Dataset items:

· · ·

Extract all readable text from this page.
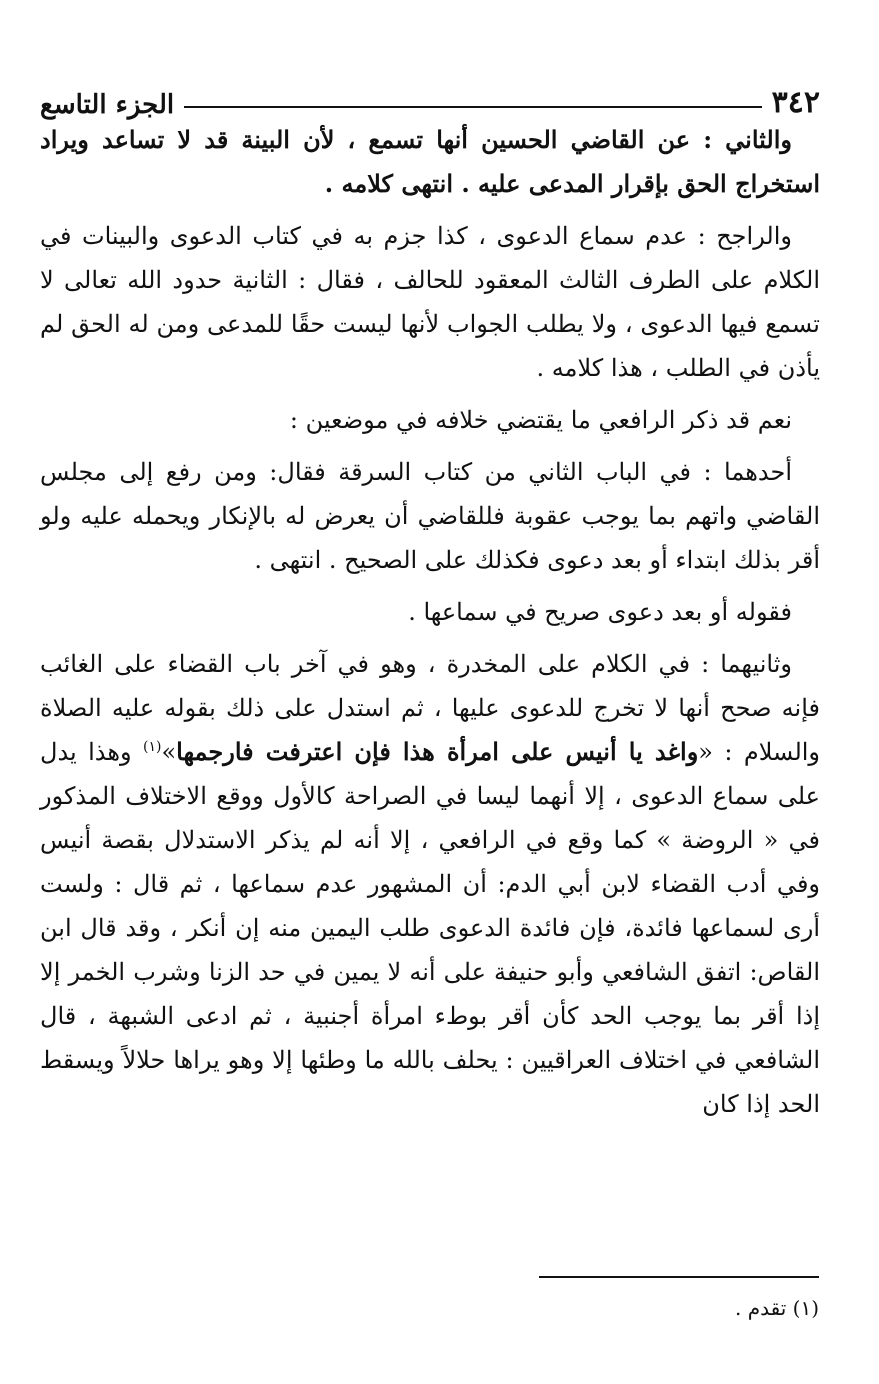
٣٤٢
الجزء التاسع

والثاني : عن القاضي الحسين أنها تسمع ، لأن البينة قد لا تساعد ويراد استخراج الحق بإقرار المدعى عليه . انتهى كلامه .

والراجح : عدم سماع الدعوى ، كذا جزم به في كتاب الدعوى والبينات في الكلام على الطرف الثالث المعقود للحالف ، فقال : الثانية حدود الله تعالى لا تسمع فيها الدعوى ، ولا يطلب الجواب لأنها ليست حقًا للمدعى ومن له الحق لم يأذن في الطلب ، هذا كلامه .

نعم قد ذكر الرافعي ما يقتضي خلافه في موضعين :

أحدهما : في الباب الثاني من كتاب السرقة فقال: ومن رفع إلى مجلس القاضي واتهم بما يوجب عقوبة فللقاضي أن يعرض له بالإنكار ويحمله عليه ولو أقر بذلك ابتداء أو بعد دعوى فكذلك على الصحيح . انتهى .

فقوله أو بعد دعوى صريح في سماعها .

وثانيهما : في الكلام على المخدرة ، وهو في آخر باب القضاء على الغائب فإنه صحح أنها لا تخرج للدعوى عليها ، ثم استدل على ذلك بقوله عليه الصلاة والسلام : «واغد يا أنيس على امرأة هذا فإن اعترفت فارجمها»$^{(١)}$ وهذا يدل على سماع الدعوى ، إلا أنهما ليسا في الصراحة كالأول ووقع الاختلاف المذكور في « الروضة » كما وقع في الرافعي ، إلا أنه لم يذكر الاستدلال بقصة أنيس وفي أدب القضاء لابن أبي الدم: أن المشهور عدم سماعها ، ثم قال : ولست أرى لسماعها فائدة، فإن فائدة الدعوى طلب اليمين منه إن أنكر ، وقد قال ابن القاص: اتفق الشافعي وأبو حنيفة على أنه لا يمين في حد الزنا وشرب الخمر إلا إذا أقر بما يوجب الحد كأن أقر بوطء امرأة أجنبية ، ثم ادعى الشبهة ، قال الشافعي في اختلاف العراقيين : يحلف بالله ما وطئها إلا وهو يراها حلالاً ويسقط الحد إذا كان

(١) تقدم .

· · ·

*Request*:
Quote each line of the listing exactly, but leave the pictures out.

*Result of this exercise*:
Extract all readable text from this page.
٣٤٢
الجزء التاسع

والثاني : عن القاضي الحسين أنها تسمع ، لأن البينة قد لا تساعد ويراد استخراج الحق بإقرار المدعى عليه . انتهى كلامه .

والراجح : عدم سماع الدعوى ، كذا جزم به في كتاب الدعوى والبينات في الكلام على الطرف الثالث المعقود للحالف ، فقال : الثانية حدود الله تعالى لا تسمع فيها الدعوى ، ولا يطلب الجواب لأنها ليست حقًا للمدعى ومن له الحق لم يأذن في الطلب ، هذا كلامه .

نعم قد ذكر الرافعي ما يقتضي خلافه في موضعين :

أحدهما : في الباب الثاني من كتاب السرقة فقال: ومن رفع إلى مجلس القاضي واتهم بما يوجب عقوبة فللقاضي أن يعرض له بالإنكار ويحمله عليه ولو أقر بذلك ابتداء أو بعد دعوى فكذلك على الصحيح . انتهى .

فقوله أو بعد دعوى صريح في سماعها .

وثانيهما : في الكلام على المخدرة ، وهو في آخر باب القضاء على الغائب فإنه صحح أنها لا تخرج للدعوى عليها ، ثم استدل على ذلك بقوله عليه الصلاة والسلام : «واغد يا أنيس على امرأة هذا فإن اعترفت فارجمها»$^{(١)}$ وهذا يدل على سماع الدعوى ، إلا أنهما ليسا في الصراحة كالأول ووقع الاختلاف المذكور في « الروضة » كما وقع في الرافعي ، إلا أنه لم يذكر الاستدلال بقصة أنيس وفي أدب القضاء لابن أبي الدم: أن المشهور عدم سماعها ، ثم قال : ولست أرى لسماعها فائدة، فإن فائدة الدعوى طلب اليمين منه إن أنكر ، وقد قال ابن القاص: اتفق الشافعي وأبو حنيفة على أنه لا يمين في حد الزنا وشرب الخمر إلا إذا أقر بما يوجب الحد كأن أقر بوطء امرأة أجنبية ، ثم ادعى الشبهة ، قال الشافعي في اختلاف العراقيين : يحلف بالله ما وطئها إلا وهو يراها حلالاً ويسقط الحد إذا كان

(١) تقدم .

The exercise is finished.